RECORDS PROVIDED -
-*-

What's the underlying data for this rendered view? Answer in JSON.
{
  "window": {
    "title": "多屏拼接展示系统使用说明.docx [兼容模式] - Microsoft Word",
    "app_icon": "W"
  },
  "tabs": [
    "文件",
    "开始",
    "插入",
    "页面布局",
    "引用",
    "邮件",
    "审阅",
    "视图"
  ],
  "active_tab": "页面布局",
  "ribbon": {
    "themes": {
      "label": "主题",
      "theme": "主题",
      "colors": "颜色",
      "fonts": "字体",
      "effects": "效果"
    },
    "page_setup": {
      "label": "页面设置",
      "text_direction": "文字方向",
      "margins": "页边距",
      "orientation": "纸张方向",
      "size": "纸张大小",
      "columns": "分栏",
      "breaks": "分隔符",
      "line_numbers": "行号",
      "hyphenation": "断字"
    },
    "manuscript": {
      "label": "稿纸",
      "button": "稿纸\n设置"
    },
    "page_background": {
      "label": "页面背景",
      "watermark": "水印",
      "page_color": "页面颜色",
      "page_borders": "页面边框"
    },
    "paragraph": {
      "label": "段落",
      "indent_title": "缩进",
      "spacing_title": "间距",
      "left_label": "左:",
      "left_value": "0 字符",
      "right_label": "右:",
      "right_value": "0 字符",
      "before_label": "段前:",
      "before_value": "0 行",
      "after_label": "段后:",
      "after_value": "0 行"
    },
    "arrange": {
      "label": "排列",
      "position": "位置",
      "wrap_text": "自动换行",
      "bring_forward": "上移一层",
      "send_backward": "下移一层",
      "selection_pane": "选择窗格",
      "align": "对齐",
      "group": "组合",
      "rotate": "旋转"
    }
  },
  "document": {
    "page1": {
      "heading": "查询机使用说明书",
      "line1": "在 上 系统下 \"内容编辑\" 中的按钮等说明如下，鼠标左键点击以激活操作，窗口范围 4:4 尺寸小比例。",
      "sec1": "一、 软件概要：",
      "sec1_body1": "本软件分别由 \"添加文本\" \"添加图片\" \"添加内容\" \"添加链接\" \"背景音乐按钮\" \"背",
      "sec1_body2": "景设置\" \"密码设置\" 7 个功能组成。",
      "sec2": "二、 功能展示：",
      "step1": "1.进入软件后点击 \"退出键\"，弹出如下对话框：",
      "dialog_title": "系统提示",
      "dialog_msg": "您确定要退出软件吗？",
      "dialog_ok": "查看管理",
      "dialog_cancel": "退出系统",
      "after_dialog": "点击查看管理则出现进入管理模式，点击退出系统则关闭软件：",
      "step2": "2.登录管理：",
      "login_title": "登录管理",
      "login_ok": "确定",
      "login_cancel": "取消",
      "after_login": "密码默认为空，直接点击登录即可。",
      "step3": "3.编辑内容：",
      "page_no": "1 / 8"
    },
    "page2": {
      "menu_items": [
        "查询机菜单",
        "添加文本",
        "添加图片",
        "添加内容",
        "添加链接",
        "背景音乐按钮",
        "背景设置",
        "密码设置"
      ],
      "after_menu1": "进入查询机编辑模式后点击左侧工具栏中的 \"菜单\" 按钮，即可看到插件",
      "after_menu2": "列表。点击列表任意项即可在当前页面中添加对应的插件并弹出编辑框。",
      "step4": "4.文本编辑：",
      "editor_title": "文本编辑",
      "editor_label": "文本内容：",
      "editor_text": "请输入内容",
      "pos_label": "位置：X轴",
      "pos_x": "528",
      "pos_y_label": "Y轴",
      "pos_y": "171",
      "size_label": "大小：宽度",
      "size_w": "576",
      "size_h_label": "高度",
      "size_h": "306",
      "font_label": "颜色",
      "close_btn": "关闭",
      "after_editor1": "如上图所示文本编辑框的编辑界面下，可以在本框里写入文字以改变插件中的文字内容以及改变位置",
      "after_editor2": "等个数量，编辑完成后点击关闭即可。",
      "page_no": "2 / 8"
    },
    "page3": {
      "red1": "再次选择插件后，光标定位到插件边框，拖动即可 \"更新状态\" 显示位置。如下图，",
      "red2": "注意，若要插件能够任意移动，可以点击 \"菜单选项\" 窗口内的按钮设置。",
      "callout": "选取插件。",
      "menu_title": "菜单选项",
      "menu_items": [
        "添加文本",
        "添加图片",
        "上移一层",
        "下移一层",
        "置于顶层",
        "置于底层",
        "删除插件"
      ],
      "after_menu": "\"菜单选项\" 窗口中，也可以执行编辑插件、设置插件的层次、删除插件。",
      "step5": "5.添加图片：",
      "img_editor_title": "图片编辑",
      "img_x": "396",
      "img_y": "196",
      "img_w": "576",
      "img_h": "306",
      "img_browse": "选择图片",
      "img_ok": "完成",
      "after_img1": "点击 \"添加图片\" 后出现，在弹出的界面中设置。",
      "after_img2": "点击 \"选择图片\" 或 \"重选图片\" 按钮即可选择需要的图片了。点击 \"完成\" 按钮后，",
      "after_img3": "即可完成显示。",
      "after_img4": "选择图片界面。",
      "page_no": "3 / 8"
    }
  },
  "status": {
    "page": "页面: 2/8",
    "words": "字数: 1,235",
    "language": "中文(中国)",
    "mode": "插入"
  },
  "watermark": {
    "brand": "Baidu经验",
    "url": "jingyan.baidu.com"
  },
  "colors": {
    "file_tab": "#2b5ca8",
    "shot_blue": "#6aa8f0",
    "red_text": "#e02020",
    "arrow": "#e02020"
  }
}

-*-

WHAT THE TASK ASKS -
Your task is to print the whole listing again exactly.

RESULT OF THE TASK -
What's the underlying data for this rendered view? Answer in JSON.
{
  "window": {
    "title": "多屏拼接展示系统使用说明.docx [兼容模式] - Microsoft Word",
    "app_icon": "W"
  },
  "tabs": [
    "文件",
    "开始",
    "插入",
    "页面布局",
    "引用",
    "邮件",
    "审阅",
    "视图"
  ],
  "active_tab": "页面布局",
  "ribbon": {
    "themes": {
      "label": "主题",
      "theme": "主题",
      "colors": "颜色",
      "fonts": "字体",
      "effects": "效果"
    },
    "page_setup": {
      "label": "页面设置",
      "text_direction": "文字方向",
      "margins": "页边距",
      "orientation": "纸张方向",
      "size": "纸张大小",
      "columns": "分栏",
      "breaks": "分隔符",
      "line_numbers": "行号",
      "hyphenation": "断字"
    },
    "manuscript": {
      "label": "稿纸",
      "button": "稿纸\n设置"
    },
    "page_background": {
      "label": "页面背景",
      "watermark": "水印",
      "page_color": "页面颜色",
      "page_borders": "页面边框"
    },
    "paragraph": {
      "label": "段落",
      "indent_title": "缩进",
      "spacing_title": "间距",
      "left_label": "左:",
      "left_value": "0 字符",
      "right_label": "右:",
      "right_value": "0 字符",
      "before_label": "段前:",
      "before_value": "0 行",
      "after_label": "段后:",
      "after_value": "0 行"
    },
    "arrange": {
      "label": "排列",
      "position": "位置",
      "wrap_text": "自动换行",
      "bring_forward": "上移一层",
      "send_backward": "下移一层",
      "selection_pane": "选择窗格",
      "align": "对齐",
      "group": "组合",
      "rotate": "旋转"
    }
  },
  "document": {
    "page1": {
      "heading": "查询机使用说明书",
      "line1": "在 上 系统下 \"内容编辑\" 中的按钮等说明如下，鼠标左键点击以激活操作，窗口范围 4:4 尺寸小比例。",
      "sec1": "一、 软件概要：",
      "sec1_body1": "本软件分别由 \"添加文本\" \"添加图片\" \"添加内容\" \"添加链接\" \"背景音乐按钮\" \"背",
      "sec1_body2": "景设置\" \"密码设置\" 7 个功能组成。",
      "sec2": "二、 功能展示：",
      "step1": "1.进入软件后点击 \"退出键\"，弹出如下对话框：",
      "dialog_title": "系统提示",
      "dialog_msg": "您确定要退出软件吗？",
      "dialog_ok": "查看管理",
      "dialog_cancel": "退出系统",
      "after_dialog": "点击查看管理则出现进入管理模式，点击退出系统则关闭软件：",
      "step2": "2.登录管理：",
      "login_title": "登录管理",
      "login_ok": "确定",
      "login_cancel": "取消",
      "after_login": "密码默认为空，直接点击登录即可。",
      "step3": "3.编辑内容：",
      "page_no": "1 / 8"
    },
    "page2": {
      "menu_items": [
        "查询机菜单",
        "添加文本",
        "添加图片",
        "添加内容",
        "添加链接",
        "背景音乐按钮",
        "背景设置",
        "密码设置"
      ],
      "after_menu1": "进入查询机编辑模式后点击左侧工具栏中的 \"菜单\" 按钮，即可看到插件",
      "after_menu2": "列表。点击列表任意项即可在当前页面中添加对应的插件并弹出编辑框。",
      "step4": "4.文本编辑：",
      "editor_title": "文本编辑",
      "editor_label": "文本内容：",
      "editor_text": "请输入内容",
      "pos_label": "位置：X轴",
      "pos_x": "528",
      "pos_y_label": "Y轴",
      "pos_y": "171",
      "size_label": "大小：宽度",
      "size_w": "576",
      "size_h_label": "高度",
      "size_h": "306",
      "font_label": "颜色",
      "close_btn": "关闭",
      "after_editor1": "如上图所示文本编辑框的编辑界面下，可以在本框里写入文字以改变插件中的文字内容以及改变位置",
      "after_editor2": "等个数量，编辑完成后点击关闭即可。",
      "page_no": "2 / 8"
    },
    "page3": {
      "red1": "再次选择插件后，光标定位到插件边框，拖动即可 \"更新状态\" 显示位置。如下图，",
      "red2": "注意，若要插件能够任意移动，可以点击 \"菜单选项\" 窗口内的按钮设置。",
      "callout": "选取插件。",
      "menu_title": "菜单选项",
      "menu_items": [
        "添加文本",
        "添加图片",
        "上移一层",
        "下移一层",
        "置于顶层",
        "置于底层",
        "删除插件"
      ],
      "after_menu": "\"菜单选项\" 窗口中，也可以执行编辑插件、设置插件的层次、删除插件。",
      "step5": "5.添加图片：",
      "img_editor_title": "图片编辑",
      "img_x": "396",
      "img_y": "196",
      "img_w": "576",
      "img_h": "306",
      "img_browse": "选择图片",
      "img_ok": "完成",
      "after_img1": "点击 \"添加图片\" 后出现，在弹出的界面中设置。",
      "after_img2": "点击 \"选择图片\" 或 \"重选图片\" 按钮即可选择需要的图片了。点击 \"完成\" 按钮后，",
      "after_img3": "即可完成显示。",
      "after_img4": "选择图片界面。",
      "page_no": "3 / 8"
    }
  },
  "status": {
    "page": "页面: 2/8",
    "words": "字数: 1,235",
    "language": "中文(中国)",
    "mode": "插入"
  },
  "watermark": {
    "brand": "Baidu经验",
    "url": "jingyan.baidu.com"
  },
  "colors": {
    "file_tab": "#2b5ca8",
    "shot_blue": "#6aa8f0",
    "red_text": "#e02020",
    "arrow": "#e02020"
  }
}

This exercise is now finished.